▶ What to work on:
Each line of the material must be returned exactly.

▶ Extracted records:

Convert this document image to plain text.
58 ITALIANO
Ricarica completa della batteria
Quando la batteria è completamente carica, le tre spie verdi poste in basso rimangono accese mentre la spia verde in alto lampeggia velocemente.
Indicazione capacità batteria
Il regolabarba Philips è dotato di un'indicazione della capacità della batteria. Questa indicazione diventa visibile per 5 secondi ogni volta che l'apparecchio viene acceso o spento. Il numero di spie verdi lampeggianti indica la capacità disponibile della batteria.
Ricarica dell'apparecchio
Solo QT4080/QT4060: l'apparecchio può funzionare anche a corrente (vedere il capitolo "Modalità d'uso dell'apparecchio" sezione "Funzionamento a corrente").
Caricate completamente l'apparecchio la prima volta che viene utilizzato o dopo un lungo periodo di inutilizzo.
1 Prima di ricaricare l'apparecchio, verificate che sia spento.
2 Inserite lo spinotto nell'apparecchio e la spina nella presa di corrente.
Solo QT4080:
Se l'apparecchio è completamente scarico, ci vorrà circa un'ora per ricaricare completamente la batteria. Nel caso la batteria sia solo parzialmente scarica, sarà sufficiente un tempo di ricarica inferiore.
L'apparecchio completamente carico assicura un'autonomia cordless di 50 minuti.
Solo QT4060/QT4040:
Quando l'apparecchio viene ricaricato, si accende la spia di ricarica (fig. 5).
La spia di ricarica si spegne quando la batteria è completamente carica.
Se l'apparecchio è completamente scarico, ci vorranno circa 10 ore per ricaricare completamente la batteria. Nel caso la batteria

▶ Expected answer:
Convert this document image to plain text.
58 ITALIANO
Ricarica completa della batteria
Quando la batteria è completamente carica, le tre spie verdi poste in basso rimangono accese mentre la spia verde in alto lampeggia velocemente.
Indicazione capacità batteria
Il regolabarba Philips è dotato di un'indicazione della capacità della batteria. Questa indicazione diventa visibile per 5 secondi ogni volta che l'apparecchio viene acceso o spento. Il numero di spie verdi lampeggianti indica la capacità disponibile della batteria.
Ricarica dell'apparecchio
Solo QT4080/QT4060: l'apparecchio può funzionare anche a corrente (vedere il capitolo "Modalità d'uso dell'apparecchio" sezione "Funzionamento a corrente").
Caricate completamente l'apparecchio la prima volta che viene utilizzato o dopo un lungo periodo di inutilizzo.
1 Prima di ricaricare l'apparecchio, verificate che sia spento.
2 Inserite lo spinotto nell'apparecchio e la spina nella presa di corrente.
Solo QT4080:
Se l'apparecchio è completamente scarico, ci vorrà circa un'ora per ricaricare completamente la batteria. Nel caso la batteria sia solo parzialmente scarica, sarà sufficiente un tempo di ricarica inferiore.
L'apparecchio completamente carico assicura un'autonomia cordless di 50 minuti.
Solo QT4060/QT4040:
Quando l'apparecchio viene ricaricato, si accende la spia di ricarica (fig. 5).
La spia di ricarica si spegne quando la batteria è completamente carica.
Se l'apparecchio è completamente scarico, ci vorranno circa 10 ore per ricaricare completamente la batteria. Nel caso la batteria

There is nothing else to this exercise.